(Extracted records)
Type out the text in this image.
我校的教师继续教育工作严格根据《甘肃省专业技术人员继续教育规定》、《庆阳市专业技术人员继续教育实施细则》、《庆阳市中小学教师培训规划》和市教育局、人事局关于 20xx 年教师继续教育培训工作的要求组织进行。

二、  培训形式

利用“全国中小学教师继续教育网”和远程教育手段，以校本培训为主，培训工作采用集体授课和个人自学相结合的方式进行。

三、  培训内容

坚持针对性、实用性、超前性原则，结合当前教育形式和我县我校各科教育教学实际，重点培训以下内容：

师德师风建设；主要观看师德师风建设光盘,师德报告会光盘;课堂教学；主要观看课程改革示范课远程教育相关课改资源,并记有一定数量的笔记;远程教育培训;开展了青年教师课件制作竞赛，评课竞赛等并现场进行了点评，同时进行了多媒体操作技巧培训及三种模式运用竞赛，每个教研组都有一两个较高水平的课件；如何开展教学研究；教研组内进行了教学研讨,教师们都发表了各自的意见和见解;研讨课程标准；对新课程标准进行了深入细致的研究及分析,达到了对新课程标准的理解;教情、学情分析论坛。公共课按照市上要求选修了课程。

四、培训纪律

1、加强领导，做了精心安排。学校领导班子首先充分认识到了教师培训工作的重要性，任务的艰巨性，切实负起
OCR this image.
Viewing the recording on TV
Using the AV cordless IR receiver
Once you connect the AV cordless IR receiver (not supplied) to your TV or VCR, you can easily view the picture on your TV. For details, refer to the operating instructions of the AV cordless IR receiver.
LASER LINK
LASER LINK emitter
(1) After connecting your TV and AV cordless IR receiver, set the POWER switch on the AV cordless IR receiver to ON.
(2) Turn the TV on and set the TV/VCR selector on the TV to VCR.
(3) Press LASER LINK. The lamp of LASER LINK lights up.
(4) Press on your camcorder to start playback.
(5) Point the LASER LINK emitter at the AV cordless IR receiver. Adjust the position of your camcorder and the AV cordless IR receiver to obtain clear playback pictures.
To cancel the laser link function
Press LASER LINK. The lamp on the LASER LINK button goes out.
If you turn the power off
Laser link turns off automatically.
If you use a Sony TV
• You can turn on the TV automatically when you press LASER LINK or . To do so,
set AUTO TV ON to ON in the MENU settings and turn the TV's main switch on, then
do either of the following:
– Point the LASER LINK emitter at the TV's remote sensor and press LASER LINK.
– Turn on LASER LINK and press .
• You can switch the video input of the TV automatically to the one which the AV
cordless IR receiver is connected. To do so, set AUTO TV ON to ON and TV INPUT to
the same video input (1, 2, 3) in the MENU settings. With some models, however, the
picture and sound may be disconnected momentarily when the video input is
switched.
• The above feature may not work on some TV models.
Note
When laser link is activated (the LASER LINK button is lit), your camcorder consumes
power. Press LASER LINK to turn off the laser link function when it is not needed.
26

...

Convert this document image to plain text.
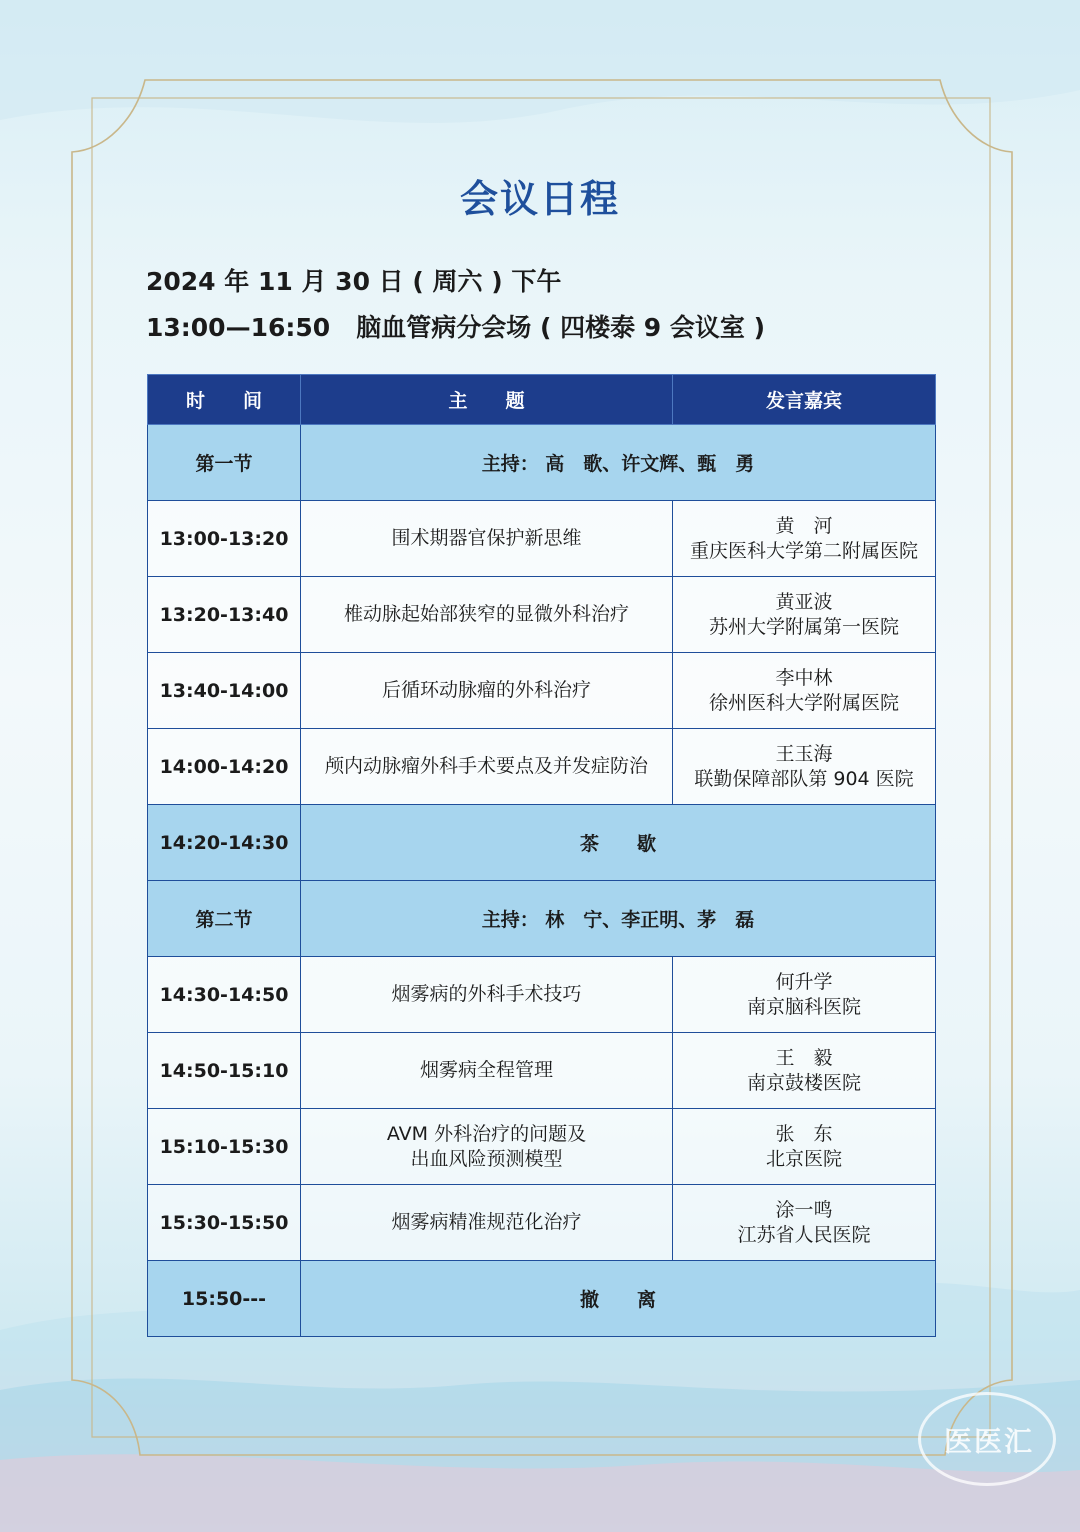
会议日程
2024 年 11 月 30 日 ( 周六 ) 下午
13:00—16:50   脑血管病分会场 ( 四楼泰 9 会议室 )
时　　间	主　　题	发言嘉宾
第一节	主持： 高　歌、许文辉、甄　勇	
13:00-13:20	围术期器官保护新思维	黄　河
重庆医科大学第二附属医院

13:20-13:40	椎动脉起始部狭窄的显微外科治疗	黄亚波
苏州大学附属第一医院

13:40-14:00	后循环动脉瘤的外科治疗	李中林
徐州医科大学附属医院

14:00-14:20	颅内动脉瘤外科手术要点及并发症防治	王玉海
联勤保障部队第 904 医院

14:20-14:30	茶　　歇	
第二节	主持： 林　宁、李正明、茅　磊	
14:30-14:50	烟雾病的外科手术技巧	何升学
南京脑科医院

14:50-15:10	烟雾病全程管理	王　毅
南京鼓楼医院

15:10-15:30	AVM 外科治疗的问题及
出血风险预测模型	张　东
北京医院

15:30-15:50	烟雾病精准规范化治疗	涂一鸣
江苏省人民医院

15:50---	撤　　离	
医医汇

---

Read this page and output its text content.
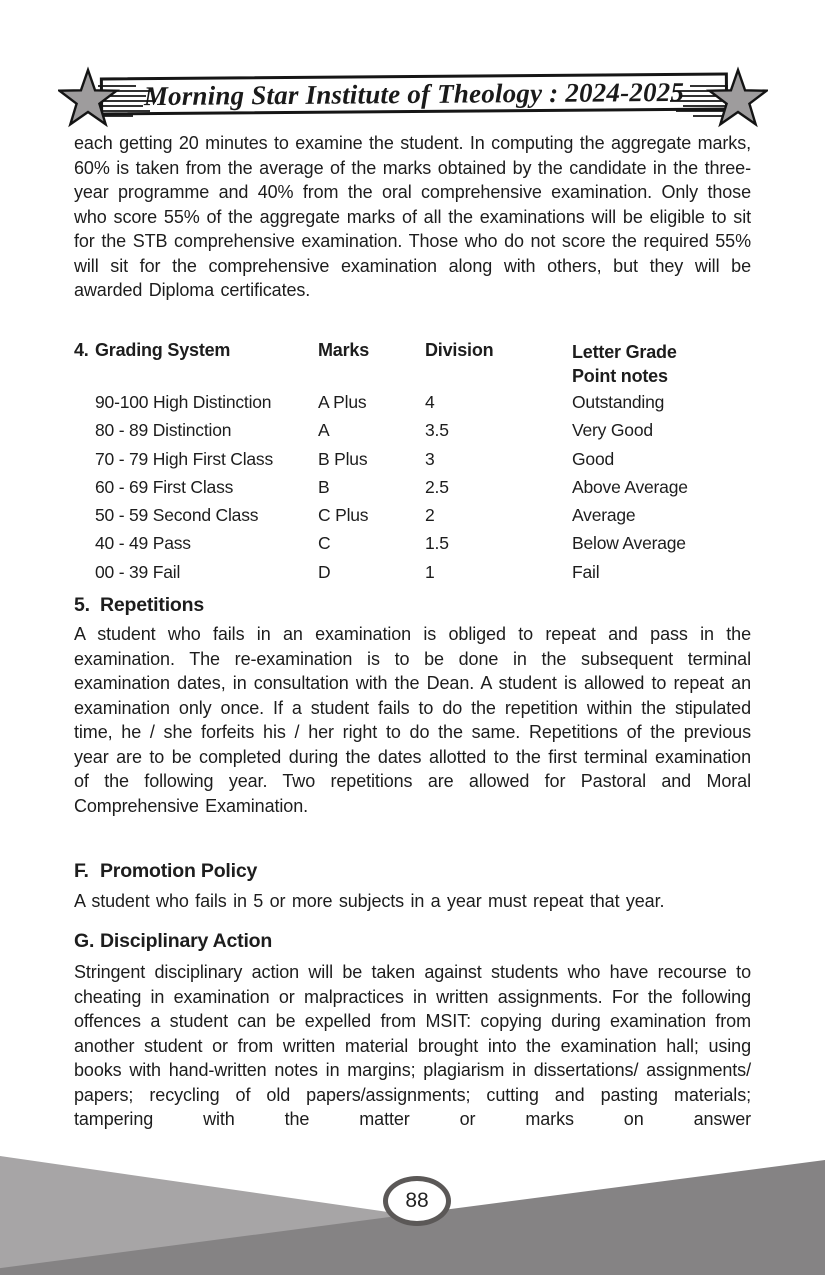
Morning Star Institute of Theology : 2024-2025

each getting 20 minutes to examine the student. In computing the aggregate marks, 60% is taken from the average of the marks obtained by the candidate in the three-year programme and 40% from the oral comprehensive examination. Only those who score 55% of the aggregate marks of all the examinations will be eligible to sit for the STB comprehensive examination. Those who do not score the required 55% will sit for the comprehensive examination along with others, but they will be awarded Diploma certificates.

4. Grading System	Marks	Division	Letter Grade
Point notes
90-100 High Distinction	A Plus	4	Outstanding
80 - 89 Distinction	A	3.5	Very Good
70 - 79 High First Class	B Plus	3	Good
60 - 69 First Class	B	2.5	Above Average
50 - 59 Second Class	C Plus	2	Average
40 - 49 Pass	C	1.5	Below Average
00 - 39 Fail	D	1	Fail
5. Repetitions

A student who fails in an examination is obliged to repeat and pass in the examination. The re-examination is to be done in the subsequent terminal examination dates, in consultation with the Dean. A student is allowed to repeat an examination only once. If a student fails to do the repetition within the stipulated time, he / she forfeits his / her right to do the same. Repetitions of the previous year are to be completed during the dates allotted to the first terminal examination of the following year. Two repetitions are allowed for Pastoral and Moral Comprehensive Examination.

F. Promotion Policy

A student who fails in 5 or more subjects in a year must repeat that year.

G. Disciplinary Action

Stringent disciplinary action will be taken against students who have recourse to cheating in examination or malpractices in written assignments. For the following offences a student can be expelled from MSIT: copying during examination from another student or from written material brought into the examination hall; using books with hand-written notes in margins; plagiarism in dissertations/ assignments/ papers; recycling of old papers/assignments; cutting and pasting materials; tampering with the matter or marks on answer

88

- [Given problem] Gather from the data above every line with the string "camcorder".

- [Solution]
(4) Press on your camcorder to start playback.
(5) Point the LASER LINK emitter at the AV cordless IR receiver. Adjust the position of your camcorder and the AV cordless IR receiver to obtain clear playback pictures.
When laser link is activated (the LASER LINK button is lit), your camcorder consumes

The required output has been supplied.